STATED GOAL: Reproduce the data exactly and drop any pictures it holds.

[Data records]
* * * * * * *

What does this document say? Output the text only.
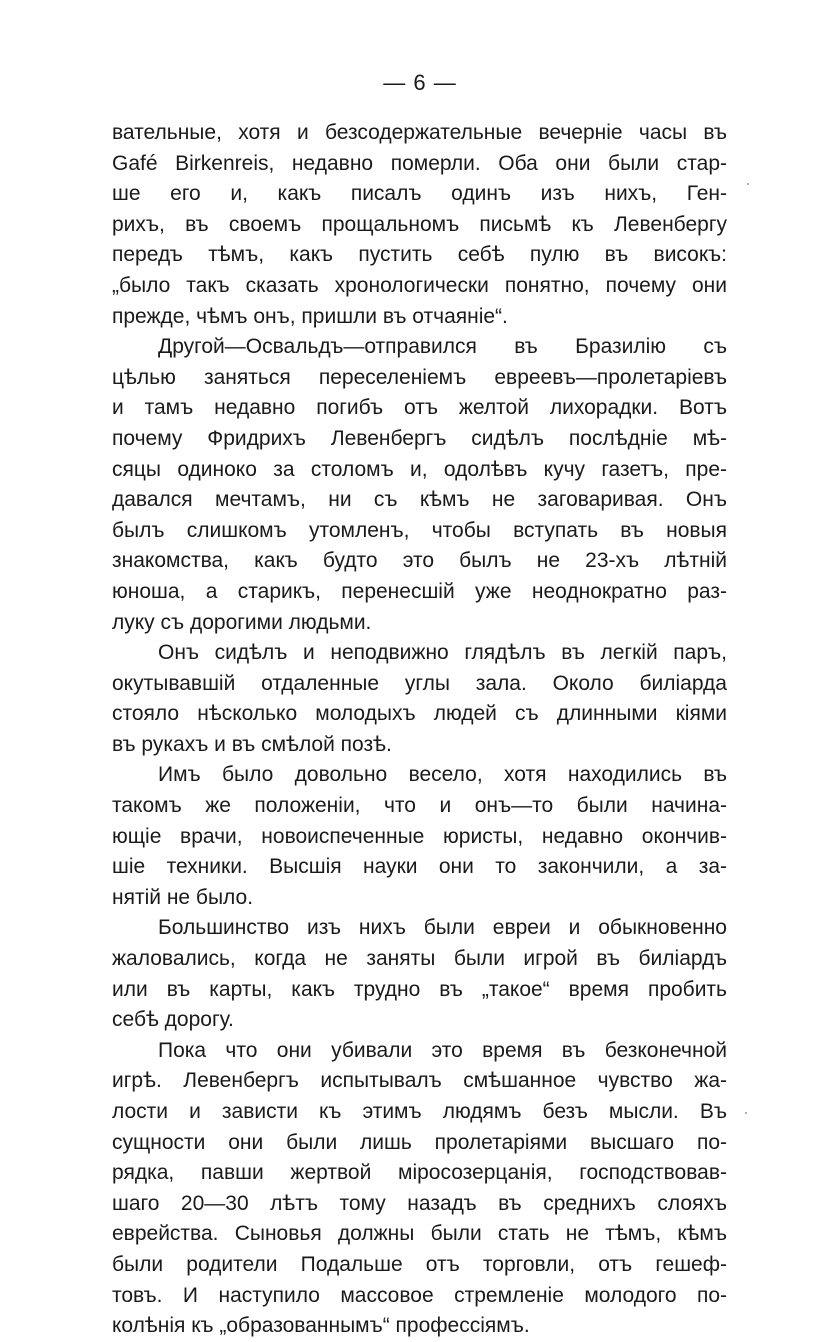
— 6 —
вательные, хотя и безсодержательные вечернiе часы въ
Gafé Birkenreis, недавно померли. Оба они были стар-
ше его и, какъ писалъ одинъ изъ нихъ, Ген-
рихъ, въ своемъ прощальномъ письмѣ къ Левенбергу
передъ тѣмъ, какъ пустить себѣ пулю въ високъ:
„было такъ сказать хронологически понятно, почему они
прежде, чѣмъ онъ, пришли въ отчаянiе“.
Другой—Освальдъ—отправился въ Бразилiю съ
цѣлью заняться переселенiемъ евреевъ—пролетарiевъ
и тамъ недавно погибъ отъ желтой лихорадки. Вотъ
почему Фридрихъ Левенбергъ сидѣлъ послѣднiе мѣ-
сяцы одиноко за столомъ и, одолѣвъ кучу газетъ, пре-
давался мечтамъ, ни съ кѣмъ не заговаривая. Онъ
былъ слишкомъ утомленъ, чтобы вступать въ новыя
знакомства, какъ будто это былъ не 23-хъ лѣтнiй
юноша, а старикъ, перенесшiй уже неоднократно раз-
луку съ дорогими людьми.
Онъ сидѣлъ и неподвижно глядѣлъ въ легкiй паръ,
окутывавшiй отдаленные углы зала. Около билiарда
стояло нѣсколько молодыхъ людей съ длинными кiями
въ рукахъ и въ смѣлой позѣ.
Имъ было довольно весело, хотя находились въ
такомъ же положенiи, что и онъ—то были начина-
ющiе врачи, новоиспеченные юристы, недавно окончив-
шiе техники. Высшiя науки они то закончили, а за-
нятiй не было.
Большинство изъ нихъ были евреи и обыкновенно
жаловались, когда не заняты были игрой въ билiардъ
или въ карты, какъ трудно въ „такое“ время пробить
себѣ дорогу.
Пока что они убивали это время въ безконечной
игрѣ. Левенбергъ испытывалъ смѣшанное чувство жа-
лости и зависти къ этимъ людямъ безъ мысли. Въ
сущности они были лишь пролетарiями высшаго по-
рядка, павши жертвой мiросозерцанiя, господствовав-
шаго 20—30 лѣтъ тому назадъ въ среднихъ слояхъ
еврейства. Сыновья должны были стать не тѣмъ, кѣмъ
были родители Подальше отъ торговли, отъ гешеф-
товъ. И наступило массовое стремленiе молодого по-
колѣнiя къ „образованнымъ“ профессiямъ.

* * * * * * *

RESULT:
What does this document say? Output the text only.
— 6 —
вательные, хотя и безсодержательные вечернiе часы въ
Gafé Birkenreis, недавно померли. Оба они были стар-
ше его и, какъ писалъ одинъ изъ нихъ, Ген-
рихъ, въ своемъ прощальномъ письмѣ къ Левенбергу
передъ тѣмъ, какъ пустить себѣ пулю въ високъ:
„было такъ сказать хронологически понятно, почему они
прежде, чѣмъ онъ, пришли въ отчаянiе“.
Другой—Освальдъ—отправился въ Бразилiю съ
цѣлью заняться переселенiемъ евреевъ—пролетарiевъ
и тамъ недавно погибъ отъ желтой лихорадки. Вотъ
почему Фридрихъ Левенбергъ сидѣлъ послѣднiе мѣ-
сяцы одиноко за столомъ и, одолѣвъ кучу газетъ, пре-
давался мечтамъ, ни съ кѣмъ не заговаривая. Онъ
былъ слишкомъ утомленъ, чтобы вступать въ новыя
знакомства, какъ будто это былъ не 23-хъ лѣтнiй
юноша, а старикъ, перенесшiй уже неоднократно раз-
луку съ дорогими людьми.
Онъ сидѣлъ и неподвижно глядѣлъ въ легкiй паръ,
окутывавшiй отдаленные углы зала. Около билiарда
стояло нѣсколько молодыхъ людей съ длинными кiями
въ рукахъ и въ смѣлой позѣ.
Имъ было довольно весело, хотя находились въ
такомъ же положенiи, что и онъ—то были начина-
ющiе врачи, новоиспеченные юристы, недавно окончив-
шiе техники. Высшiя науки они то закончили, а за-
нятiй не было.
Большинство изъ нихъ были евреи и обыкновенно
жаловались, когда не заняты были игрой въ билiардъ
или въ карты, какъ трудно въ „такое“ время пробить
себѣ дорогу.
Пока что они убивали это время въ безконечной
игрѣ. Левенбергъ испытывалъ смѣшанное чувство жа-
лости и зависти къ этимъ людямъ безъ мысли. Въ
сущности они были лишь пролетарiями высшаго по-
рядка, павши жертвой мiросозерцанiя, господствовав-
шаго 20—30 лѣтъ тому назадъ въ среднихъ слояхъ
еврейства. Сыновья должны были стать не тѣмъ, кѣмъ
были родители Подальше отъ торговли, отъ гешеф-
товъ. И наступило массовое стремленiе молодого по-
колѣнiя къ „образованнымъ“ профессiямъ.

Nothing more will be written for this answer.